[About this task]: Every line of the listing must be repeated in the answer without alteration.

[Records supplied]:
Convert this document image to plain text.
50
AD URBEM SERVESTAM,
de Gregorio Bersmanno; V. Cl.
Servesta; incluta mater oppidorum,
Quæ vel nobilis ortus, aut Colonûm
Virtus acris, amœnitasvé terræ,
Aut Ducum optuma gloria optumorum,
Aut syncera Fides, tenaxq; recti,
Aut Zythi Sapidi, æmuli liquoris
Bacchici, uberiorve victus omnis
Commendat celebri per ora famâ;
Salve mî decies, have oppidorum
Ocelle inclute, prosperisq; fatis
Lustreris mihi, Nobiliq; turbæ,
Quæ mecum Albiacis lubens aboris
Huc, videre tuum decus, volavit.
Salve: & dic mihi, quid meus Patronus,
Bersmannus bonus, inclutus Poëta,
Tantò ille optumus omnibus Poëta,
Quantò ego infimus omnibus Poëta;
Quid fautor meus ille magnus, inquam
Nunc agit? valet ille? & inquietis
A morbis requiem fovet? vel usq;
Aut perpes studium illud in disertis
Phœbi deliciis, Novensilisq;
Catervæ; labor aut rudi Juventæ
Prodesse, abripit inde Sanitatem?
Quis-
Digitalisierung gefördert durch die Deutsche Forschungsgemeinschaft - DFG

[Problem solution]:
Convert this document image to plain text.
50
AD URBEM SERVESTAM,
de Gregorio Bersmanno; V. Cl.
Servesta; incluta mater oppidorum,
Quæ vel nobilis ortus, aut Colonûm
Virtus acris, amœnitasvé terræ,
Aut Ducum optuma gloria optumorum,
Aut syncera Fides, tenaxq; recti,
Aut Zythi Sapidi, æmuli liquoris
Bacchici, uberiorve victus omnis
Commendat celebri per ora famâ;
Salve mî decies, have oppidorum
Ocelle inclute, prosperisq; fatis
Lustreris mihi, Nobiliq; turbæ,
Quæ mecum Albiacis lubens aboris
Huc, videre tuum decus, volavit.
Salve: & dic mihi, quid meus Patronus,
Bersmannus bonus, inclutus Poëta,
Tantò ille optumus omnibus Poëta,
Quantò ego infimus omnibus Poëta;
Quid fautor meus ille magnus, inquam
Nunc agit? valet ille? & inquietis
A morbis requiem fovet? vel usq;
Aut perpes studium illud in disertis
Phœbi deliciis, Novensilisq;
Catervæ; labor aut rudi Juventæ
Prodesse, abripit inde Sanitatem?
Quis-
Digitalisierung gefördert durch die Deutsche Forschungsgemeinschaft - DFG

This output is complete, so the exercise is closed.